**Exercise**
Extract each line holding the word "容错与日志开发" from the entries.

[Figure dataset records]

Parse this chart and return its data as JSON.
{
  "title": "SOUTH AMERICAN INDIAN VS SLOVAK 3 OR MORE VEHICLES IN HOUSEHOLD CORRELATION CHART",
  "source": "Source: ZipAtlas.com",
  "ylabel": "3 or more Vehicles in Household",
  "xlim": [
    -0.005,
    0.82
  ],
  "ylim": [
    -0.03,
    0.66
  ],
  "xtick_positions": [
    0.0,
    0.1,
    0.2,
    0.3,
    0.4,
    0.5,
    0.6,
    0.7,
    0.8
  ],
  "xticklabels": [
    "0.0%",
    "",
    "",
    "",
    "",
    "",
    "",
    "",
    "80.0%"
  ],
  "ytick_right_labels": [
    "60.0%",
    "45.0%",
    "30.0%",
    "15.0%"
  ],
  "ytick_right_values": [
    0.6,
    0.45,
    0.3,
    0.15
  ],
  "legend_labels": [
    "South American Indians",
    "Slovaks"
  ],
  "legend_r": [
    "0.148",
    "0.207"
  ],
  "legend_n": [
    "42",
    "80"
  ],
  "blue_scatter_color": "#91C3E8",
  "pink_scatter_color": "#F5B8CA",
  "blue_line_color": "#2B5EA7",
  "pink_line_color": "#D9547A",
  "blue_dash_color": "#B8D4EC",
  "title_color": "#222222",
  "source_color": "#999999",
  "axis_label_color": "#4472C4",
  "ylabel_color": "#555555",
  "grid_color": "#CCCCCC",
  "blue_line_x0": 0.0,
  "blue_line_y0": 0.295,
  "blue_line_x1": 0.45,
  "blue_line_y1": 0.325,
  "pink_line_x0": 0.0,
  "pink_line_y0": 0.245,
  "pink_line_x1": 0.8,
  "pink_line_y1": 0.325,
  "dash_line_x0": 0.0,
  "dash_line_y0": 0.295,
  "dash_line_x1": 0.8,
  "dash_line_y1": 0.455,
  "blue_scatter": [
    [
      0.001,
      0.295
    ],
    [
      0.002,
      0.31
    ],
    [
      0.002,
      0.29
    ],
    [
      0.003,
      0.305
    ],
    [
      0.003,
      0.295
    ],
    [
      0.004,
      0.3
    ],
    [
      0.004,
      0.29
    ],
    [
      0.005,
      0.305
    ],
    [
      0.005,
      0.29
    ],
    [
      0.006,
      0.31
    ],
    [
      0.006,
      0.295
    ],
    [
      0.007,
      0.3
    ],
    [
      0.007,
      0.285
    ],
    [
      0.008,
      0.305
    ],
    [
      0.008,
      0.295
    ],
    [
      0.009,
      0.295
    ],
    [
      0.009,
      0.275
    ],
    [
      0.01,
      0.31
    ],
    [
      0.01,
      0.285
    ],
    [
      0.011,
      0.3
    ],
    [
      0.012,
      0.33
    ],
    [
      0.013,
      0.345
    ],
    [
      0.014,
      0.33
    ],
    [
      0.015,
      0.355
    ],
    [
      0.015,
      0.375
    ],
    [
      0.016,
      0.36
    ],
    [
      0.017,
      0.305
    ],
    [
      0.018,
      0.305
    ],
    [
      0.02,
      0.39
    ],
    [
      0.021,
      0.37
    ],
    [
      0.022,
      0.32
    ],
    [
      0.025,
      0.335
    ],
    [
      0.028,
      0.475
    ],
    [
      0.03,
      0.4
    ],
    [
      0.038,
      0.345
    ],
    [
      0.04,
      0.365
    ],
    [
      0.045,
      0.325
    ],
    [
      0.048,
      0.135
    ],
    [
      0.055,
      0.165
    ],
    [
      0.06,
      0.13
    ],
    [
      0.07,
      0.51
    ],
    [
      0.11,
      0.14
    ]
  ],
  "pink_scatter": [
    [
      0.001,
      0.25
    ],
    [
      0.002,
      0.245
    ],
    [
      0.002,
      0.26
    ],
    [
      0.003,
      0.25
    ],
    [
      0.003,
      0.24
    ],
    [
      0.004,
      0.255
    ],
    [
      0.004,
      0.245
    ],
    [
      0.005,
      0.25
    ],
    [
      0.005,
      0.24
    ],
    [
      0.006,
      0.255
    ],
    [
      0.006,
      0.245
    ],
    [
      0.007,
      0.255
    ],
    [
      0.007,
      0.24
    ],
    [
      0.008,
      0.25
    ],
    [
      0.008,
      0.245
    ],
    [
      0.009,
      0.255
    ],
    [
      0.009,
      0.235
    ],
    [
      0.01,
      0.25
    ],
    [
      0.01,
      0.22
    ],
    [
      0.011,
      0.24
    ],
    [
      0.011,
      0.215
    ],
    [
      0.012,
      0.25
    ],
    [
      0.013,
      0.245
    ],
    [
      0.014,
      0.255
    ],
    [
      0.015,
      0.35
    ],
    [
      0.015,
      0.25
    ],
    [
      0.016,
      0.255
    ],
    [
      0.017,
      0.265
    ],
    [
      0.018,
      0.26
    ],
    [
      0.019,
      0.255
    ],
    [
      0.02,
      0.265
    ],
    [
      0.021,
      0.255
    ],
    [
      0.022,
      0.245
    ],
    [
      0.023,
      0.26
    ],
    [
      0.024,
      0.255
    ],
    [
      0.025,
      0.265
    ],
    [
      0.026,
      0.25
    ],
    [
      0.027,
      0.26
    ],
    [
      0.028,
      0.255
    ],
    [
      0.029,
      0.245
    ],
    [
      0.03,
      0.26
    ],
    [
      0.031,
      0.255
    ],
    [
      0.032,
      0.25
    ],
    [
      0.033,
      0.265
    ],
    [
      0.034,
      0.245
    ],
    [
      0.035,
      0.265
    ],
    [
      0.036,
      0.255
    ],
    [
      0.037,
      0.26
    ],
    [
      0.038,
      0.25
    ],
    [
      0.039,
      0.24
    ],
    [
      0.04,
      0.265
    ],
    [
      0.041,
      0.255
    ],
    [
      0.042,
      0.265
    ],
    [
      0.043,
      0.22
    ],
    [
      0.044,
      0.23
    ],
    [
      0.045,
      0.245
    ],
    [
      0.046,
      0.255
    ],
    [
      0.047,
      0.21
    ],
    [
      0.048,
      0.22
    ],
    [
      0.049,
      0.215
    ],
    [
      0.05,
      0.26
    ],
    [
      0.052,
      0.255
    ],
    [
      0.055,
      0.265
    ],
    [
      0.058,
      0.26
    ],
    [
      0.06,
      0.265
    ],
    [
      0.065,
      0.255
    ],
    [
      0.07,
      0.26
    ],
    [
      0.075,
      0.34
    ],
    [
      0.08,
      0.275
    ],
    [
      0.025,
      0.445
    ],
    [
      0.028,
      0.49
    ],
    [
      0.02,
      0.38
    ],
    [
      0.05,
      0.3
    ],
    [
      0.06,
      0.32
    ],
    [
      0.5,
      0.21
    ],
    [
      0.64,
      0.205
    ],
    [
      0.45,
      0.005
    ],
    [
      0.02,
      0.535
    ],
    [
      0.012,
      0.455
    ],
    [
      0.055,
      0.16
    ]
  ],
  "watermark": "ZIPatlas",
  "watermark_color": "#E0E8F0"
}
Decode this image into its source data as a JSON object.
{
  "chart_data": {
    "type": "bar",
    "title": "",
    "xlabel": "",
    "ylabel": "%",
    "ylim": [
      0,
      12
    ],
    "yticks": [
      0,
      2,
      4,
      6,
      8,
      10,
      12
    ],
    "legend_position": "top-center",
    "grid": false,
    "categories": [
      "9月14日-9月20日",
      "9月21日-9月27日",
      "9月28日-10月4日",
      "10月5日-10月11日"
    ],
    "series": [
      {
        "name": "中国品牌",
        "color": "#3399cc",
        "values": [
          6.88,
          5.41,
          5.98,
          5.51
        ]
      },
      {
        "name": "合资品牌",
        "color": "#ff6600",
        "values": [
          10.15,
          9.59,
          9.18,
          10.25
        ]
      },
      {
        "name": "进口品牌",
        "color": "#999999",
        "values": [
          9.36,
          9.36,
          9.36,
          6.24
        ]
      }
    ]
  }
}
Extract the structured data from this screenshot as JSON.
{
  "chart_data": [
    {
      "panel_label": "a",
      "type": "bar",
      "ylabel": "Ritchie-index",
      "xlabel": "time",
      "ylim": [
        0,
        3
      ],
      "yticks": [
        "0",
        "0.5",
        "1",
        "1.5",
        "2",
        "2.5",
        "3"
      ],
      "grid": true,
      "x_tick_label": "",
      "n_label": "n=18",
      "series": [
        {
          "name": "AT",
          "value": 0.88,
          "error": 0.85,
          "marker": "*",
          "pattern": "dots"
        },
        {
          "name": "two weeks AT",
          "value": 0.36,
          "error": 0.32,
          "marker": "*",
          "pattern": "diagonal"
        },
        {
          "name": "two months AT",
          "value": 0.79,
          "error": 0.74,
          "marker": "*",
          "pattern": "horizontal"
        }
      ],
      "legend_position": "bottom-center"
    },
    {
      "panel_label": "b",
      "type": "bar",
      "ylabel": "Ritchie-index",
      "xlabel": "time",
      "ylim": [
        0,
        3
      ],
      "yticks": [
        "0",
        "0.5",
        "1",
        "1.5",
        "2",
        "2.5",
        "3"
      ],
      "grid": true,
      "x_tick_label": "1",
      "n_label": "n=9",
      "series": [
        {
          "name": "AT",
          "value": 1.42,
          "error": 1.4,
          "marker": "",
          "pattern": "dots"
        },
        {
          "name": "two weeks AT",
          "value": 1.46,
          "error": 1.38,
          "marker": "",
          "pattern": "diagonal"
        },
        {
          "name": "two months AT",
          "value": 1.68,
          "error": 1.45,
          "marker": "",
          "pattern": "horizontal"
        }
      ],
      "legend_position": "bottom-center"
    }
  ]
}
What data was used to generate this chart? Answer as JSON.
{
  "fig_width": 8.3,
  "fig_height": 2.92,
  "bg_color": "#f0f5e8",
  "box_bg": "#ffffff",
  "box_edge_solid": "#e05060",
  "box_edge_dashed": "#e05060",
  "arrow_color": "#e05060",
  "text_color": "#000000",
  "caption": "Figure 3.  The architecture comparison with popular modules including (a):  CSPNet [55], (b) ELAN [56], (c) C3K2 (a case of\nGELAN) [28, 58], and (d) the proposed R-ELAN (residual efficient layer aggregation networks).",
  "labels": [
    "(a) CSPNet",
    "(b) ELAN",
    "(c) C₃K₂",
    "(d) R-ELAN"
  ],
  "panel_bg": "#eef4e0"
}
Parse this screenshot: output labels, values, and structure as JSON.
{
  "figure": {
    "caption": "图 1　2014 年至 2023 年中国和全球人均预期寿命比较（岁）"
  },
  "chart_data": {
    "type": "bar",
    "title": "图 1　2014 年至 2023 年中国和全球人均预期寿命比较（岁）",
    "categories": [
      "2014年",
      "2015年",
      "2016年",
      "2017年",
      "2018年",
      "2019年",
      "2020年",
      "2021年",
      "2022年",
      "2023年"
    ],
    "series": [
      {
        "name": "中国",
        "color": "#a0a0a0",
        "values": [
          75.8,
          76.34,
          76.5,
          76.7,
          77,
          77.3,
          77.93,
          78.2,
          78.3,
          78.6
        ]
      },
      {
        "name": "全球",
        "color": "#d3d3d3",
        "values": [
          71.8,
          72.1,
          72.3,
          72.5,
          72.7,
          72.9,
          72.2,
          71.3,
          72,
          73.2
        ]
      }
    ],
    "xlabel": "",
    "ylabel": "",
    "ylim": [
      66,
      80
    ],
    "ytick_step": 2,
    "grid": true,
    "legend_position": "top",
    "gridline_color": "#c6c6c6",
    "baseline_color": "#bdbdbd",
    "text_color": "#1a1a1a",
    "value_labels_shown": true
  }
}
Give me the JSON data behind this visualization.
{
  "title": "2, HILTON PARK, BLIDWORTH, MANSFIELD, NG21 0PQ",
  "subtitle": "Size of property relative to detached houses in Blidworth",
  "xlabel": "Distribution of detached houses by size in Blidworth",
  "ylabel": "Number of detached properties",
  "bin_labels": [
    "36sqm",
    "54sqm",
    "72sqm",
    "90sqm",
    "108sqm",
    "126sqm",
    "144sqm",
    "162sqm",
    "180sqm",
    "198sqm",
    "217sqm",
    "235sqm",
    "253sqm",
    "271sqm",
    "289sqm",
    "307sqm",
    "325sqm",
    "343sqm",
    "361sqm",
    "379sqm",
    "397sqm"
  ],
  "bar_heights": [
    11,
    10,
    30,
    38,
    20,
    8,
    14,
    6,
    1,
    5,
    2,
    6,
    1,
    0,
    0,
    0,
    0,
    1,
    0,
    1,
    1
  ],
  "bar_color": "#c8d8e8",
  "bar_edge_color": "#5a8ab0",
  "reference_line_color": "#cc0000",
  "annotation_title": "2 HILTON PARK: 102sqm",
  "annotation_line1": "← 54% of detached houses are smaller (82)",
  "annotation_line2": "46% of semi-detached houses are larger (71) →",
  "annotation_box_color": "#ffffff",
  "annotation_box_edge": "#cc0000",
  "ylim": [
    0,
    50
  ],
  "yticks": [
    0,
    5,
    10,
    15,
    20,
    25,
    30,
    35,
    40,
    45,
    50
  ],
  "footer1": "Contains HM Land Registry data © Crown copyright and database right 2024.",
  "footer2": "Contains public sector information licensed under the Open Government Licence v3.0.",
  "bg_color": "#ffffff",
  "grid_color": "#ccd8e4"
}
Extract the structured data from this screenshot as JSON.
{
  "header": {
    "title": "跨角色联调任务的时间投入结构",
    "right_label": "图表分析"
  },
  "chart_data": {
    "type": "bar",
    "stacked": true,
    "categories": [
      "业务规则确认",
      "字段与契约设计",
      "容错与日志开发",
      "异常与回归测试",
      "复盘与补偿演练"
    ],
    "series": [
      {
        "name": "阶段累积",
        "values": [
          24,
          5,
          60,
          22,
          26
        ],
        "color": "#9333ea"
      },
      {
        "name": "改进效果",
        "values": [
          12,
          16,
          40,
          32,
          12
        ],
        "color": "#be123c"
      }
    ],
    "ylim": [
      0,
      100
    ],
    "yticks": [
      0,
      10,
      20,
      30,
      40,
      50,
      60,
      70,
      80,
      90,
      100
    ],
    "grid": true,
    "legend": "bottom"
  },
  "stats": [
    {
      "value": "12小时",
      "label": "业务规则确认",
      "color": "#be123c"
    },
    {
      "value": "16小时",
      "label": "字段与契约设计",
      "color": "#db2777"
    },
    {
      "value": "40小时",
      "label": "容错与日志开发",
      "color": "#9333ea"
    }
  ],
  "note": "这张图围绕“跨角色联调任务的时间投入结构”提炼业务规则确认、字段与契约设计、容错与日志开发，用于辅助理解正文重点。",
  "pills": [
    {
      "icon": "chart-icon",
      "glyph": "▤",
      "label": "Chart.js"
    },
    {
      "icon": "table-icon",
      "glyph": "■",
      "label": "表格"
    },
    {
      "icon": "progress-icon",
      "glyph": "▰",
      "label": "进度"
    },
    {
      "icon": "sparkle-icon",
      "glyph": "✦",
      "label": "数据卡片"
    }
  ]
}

**Completed exercise**
      "容错与日志开发",
      "label": "容错与日志开发",
  "note": "这张图围绕“跨角色联调任务的时间投入结构”提炼业务规则确认、字段与契约设计、容错与日志开发，用于辅助理解正文重点。",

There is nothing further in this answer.